**Given problem**
Go through the records and copy each line where the word "LSPI" occurs.

**Supplied records**
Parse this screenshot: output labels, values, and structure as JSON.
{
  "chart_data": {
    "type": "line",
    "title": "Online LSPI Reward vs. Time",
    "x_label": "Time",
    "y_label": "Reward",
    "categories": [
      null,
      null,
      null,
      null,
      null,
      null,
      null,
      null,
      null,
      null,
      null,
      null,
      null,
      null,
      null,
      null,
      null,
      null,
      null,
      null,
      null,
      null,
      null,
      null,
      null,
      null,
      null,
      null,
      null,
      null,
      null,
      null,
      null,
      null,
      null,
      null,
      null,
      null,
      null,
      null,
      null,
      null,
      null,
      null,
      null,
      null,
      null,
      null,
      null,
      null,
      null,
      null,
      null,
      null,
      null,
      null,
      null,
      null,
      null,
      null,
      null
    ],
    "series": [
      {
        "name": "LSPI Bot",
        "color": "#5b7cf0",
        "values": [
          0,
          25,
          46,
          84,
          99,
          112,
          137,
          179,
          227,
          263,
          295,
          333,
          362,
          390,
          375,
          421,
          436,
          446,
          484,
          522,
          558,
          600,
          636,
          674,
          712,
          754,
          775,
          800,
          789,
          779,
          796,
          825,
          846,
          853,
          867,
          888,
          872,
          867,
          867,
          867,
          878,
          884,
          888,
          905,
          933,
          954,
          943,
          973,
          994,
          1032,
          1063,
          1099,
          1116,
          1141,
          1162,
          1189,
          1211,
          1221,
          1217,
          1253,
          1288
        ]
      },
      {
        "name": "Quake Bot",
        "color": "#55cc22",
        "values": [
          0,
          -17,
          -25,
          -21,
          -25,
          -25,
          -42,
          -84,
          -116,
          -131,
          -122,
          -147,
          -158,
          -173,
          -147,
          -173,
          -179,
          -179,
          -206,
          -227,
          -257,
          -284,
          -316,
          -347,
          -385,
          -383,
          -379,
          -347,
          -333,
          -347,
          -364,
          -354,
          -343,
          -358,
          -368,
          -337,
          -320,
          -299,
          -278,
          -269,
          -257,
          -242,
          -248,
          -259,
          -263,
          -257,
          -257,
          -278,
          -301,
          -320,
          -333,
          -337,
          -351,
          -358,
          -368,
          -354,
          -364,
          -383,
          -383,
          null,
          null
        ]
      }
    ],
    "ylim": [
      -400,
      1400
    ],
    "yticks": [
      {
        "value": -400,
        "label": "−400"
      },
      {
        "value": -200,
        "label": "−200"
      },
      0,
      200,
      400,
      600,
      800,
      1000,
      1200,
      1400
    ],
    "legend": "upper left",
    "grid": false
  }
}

---

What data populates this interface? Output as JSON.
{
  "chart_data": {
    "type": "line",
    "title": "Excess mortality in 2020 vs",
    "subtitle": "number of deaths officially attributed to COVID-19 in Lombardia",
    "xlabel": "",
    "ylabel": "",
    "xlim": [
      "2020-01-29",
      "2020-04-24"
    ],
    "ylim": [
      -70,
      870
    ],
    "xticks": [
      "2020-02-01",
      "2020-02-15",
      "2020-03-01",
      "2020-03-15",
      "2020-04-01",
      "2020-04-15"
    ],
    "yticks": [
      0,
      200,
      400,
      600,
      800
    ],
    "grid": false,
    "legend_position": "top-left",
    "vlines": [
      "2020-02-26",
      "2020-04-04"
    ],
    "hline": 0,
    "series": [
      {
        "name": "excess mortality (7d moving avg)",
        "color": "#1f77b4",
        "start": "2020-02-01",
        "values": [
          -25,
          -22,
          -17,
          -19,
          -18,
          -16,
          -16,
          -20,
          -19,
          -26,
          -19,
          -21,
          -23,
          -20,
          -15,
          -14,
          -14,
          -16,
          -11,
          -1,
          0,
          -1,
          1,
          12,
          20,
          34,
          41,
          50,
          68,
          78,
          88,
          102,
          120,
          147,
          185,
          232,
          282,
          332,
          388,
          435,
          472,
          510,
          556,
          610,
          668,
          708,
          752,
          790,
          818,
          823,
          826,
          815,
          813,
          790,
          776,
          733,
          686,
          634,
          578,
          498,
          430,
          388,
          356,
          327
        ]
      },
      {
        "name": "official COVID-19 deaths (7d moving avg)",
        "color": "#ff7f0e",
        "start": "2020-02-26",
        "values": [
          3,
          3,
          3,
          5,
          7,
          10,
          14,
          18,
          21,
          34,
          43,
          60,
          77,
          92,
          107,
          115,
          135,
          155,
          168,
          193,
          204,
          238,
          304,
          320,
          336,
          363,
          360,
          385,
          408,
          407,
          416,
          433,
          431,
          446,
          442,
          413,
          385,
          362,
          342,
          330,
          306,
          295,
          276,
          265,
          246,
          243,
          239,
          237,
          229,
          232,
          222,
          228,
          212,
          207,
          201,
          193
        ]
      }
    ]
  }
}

...

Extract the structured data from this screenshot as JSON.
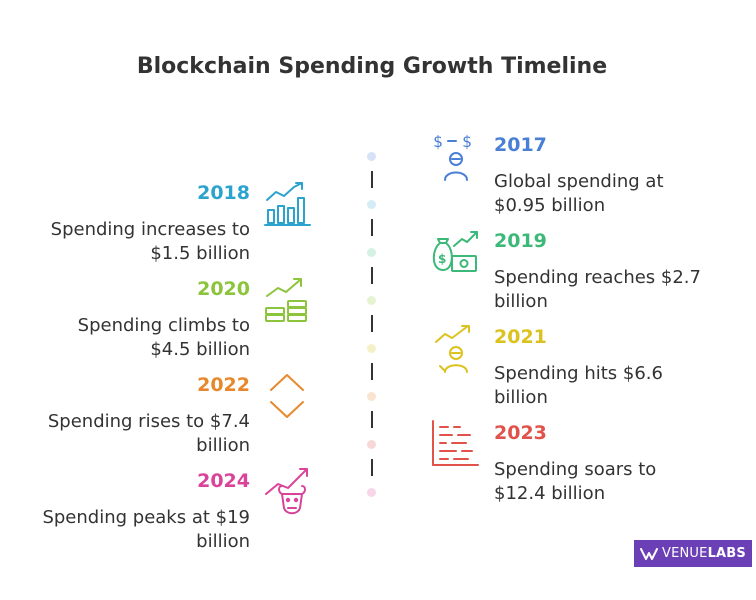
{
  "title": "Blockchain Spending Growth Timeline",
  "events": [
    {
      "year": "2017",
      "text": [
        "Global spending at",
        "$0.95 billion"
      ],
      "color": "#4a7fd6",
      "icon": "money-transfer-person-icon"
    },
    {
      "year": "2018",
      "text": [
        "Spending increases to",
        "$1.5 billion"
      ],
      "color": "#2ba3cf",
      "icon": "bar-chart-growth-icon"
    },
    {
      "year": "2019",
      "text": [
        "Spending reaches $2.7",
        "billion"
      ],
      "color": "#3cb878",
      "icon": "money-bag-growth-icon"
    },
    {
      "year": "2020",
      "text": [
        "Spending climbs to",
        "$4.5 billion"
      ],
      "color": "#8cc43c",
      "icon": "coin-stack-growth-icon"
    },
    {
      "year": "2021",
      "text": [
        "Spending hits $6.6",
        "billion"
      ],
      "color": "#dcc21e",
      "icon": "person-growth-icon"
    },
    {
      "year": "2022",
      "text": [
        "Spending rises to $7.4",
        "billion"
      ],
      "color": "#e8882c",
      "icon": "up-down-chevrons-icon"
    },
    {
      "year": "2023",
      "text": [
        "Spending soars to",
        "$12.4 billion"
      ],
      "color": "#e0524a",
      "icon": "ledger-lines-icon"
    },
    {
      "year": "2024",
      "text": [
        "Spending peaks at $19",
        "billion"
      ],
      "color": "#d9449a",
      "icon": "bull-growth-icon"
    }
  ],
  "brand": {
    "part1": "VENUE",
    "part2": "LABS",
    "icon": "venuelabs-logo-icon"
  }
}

**Task result**
    "title": "Online LSPI Reward vs. Time",
        "name": "LSPI Bot",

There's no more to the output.